STATED TASK:
Reproduce every record below exactly as it appears.
[START OF MATERIAL SHOWN]
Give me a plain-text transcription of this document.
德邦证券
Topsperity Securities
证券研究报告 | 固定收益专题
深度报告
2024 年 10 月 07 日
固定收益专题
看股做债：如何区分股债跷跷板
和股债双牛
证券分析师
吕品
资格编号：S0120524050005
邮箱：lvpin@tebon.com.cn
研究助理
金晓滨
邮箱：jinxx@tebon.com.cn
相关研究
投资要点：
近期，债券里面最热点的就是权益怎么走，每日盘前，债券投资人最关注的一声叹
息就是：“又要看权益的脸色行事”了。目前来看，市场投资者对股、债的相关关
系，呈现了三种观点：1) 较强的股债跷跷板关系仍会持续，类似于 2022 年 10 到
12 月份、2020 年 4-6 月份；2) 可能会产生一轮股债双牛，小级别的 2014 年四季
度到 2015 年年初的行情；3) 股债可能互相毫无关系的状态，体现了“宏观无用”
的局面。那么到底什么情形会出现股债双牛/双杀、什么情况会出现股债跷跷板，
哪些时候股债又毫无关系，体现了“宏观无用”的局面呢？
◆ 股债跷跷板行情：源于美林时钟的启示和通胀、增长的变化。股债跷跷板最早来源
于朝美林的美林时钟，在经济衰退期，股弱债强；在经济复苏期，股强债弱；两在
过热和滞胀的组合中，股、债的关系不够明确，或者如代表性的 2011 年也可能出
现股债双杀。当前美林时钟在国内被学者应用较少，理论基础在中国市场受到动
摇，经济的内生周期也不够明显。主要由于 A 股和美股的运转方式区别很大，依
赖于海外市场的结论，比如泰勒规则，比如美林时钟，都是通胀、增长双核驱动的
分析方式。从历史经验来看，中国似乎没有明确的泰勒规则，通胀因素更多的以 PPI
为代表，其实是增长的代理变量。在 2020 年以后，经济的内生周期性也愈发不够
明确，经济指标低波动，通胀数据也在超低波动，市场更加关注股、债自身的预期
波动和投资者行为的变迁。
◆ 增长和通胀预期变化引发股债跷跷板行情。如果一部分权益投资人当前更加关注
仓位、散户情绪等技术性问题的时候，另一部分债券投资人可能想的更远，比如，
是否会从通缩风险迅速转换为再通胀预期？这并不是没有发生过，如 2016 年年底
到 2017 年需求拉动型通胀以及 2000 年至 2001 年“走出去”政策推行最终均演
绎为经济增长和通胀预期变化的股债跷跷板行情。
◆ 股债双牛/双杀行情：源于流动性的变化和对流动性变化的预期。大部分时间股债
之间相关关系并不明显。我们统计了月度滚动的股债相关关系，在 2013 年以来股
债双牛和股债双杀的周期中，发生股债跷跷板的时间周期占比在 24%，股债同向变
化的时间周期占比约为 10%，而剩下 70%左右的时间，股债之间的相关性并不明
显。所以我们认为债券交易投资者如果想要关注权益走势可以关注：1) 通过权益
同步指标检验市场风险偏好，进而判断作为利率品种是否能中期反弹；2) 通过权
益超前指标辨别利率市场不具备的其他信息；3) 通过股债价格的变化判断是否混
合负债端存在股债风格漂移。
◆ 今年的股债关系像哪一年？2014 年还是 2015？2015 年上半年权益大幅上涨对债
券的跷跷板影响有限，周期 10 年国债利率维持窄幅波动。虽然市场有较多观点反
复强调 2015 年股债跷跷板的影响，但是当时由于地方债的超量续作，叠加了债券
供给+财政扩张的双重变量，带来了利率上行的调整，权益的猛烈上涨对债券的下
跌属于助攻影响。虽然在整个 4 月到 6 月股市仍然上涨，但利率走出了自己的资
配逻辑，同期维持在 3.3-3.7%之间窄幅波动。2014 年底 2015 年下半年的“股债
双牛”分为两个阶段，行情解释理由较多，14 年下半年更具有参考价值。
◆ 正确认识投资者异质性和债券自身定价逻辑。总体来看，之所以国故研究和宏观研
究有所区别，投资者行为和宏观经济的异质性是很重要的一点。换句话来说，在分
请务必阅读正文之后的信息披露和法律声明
[END OF MATERIAL SHOWN]
RESPONSE:
Give me a plain-text transcription of this document.
德邦证券
Topsperity Securities
证券研究报告 | 固定收益专题
深度报告
2024 年 10 月 07 日
固定收益专题
看股做债：如何区分股债跷跷板
和股债双牛
证券分析师
吕品
资格编号：S0120524050005
邮箱：lvpin@tebon.com.cn
研究助理
金晓滨
邮箱：jinxx@tebon.com.cn
相关研究
投资要点：
近期，债券里面最热点的就是权益怎么走，每日盘前，债券投资人最关注的一声叹
息就是：“又要看权益的脸色行事”了。目前来看，市场投资者对股、债的相关关
系，呈现了三种观点：1) 较强的股债跷跷板关系仍会持续，类似于 2022 年 10 到
12 月份、2020 年 4-6 月份；2) 可能会产生一轮股债双牛，小级别的 2014 年四季
度到 2015 年年初的行情；3) 股债可能互相毫无关系的状态，体现了“宏观无用”
的局面。那么到底什么情形会出现股债双牛/双杀、什么情况会出现股债跷跷板，
哪些时候股债又毫无关系，体现了“宏观无用”的局面呢？
◆ 股债跷跷板行情：源于美林时钟的启示和通胀、增长的变化。股债跷跷板最早来源
于朝美林的美林时钟，在经济衰退期，股弱债强；在经济复苏期，股强债弱；两在
过热和滞胀的组合中，股、债的关系不够明确，或者如代表性的 2011 年也可能出
现股债双杀。当前美林时钟在国内被学者应用较少，理论基础在中国市场受到动
摇，经济的内生周期也不够明显。主要由于 A 股和美股的运转方式区别很大，依
赖于海外市场的结论，比如泰勒规则，比如美林时钟，都是通胀、增长双核驱动的
分析方式。从历史经验来看，中国似乎没有明确的泰勒规则，通胀因素更多的以 PPI
为代表，其实是增长的代理变量。在 2020 年以后，经济的内生周期性也愈发不够
明确，经济指标低波动，通胀数据也在超低波动，市场更加关注股、债自身的预期
波动和投资者行为的变迁。
◆ 增长和通胀预期变化引发股债跷跷板行情。如果一部分权益投资人当前更加关注
仓位、散户情绪等技术性问题的时候，另一部分债券投资人可能想的更远，比如，
是否会从通缩风险迅速转换为再通胀预期？这并不是没有发生过，如 2016 年年底
到 2017 年需求拉动型通胀以及 2000 年至 2001 年“走出去”政策推行最终均演
绎为经济增长和通胀预期变化的股债跷跷板行情。
◆ 股债双牛/双杀行情：源于流动性的变化和对流动性变化的预期。大部分时间股债
之间相关关系并不明显。我们统计了月度滚动的股债相关关系，在 2013 年以来股
债双牛和股债双杀的周期中，发生股债跷跷板的时间周期占比在 24%，股债同向变
化的时间周期占比约为 10%，而剩下 70%左右的时间，股债之间的相关性并不明
显。所以我们认为债券交易投资者如果想要关注权益走势可以关注：1) 通过权益
同步指标检验市场风险偏好，进而判断作为利率品种是否能中期反弹；2) 通过权
益超前指标辨别利率市场不具备的其他信息；3) 通过股债价格的变化判断是否混
合负债端存在股债风格漂移。
◆ 今年的股债关系像哪一年？2014 年还是 2015？2015 年上半年权益大幅上涨对债
券的跷跷板影响有限，周期 10 年国债利率维持窄幅波动。虽然市场有较多观点反
复强调 2015 年股债跷跷板的影响，但是当时由于地方债的超量续作，叠加了债券
供给+财政扩张的双重变量，带来了利率上行的调整，权益的猛烈上涨对债券的下
跌属于助攻影响。虽然在整个 4 月到 6 月股市仍然上涨，但利率走出了自己的资
配逻辑，同期维持在 3.3-3.7%之间窄幅波动。2014 年底 2015 年下半年的“股债
双牛”分为两个阶段，行情解释理由较多，14 年下半年更具有参考价值。
◆ 正确认识投资者异质性和债券自身定价逻辑。总体来看，之所以国故研究和宏观研
究有所区别，投资者行为和宏观经济的异质性是很重要的一点。换句话来说，在分
请务必阅读正文之后的信息披露和法律声明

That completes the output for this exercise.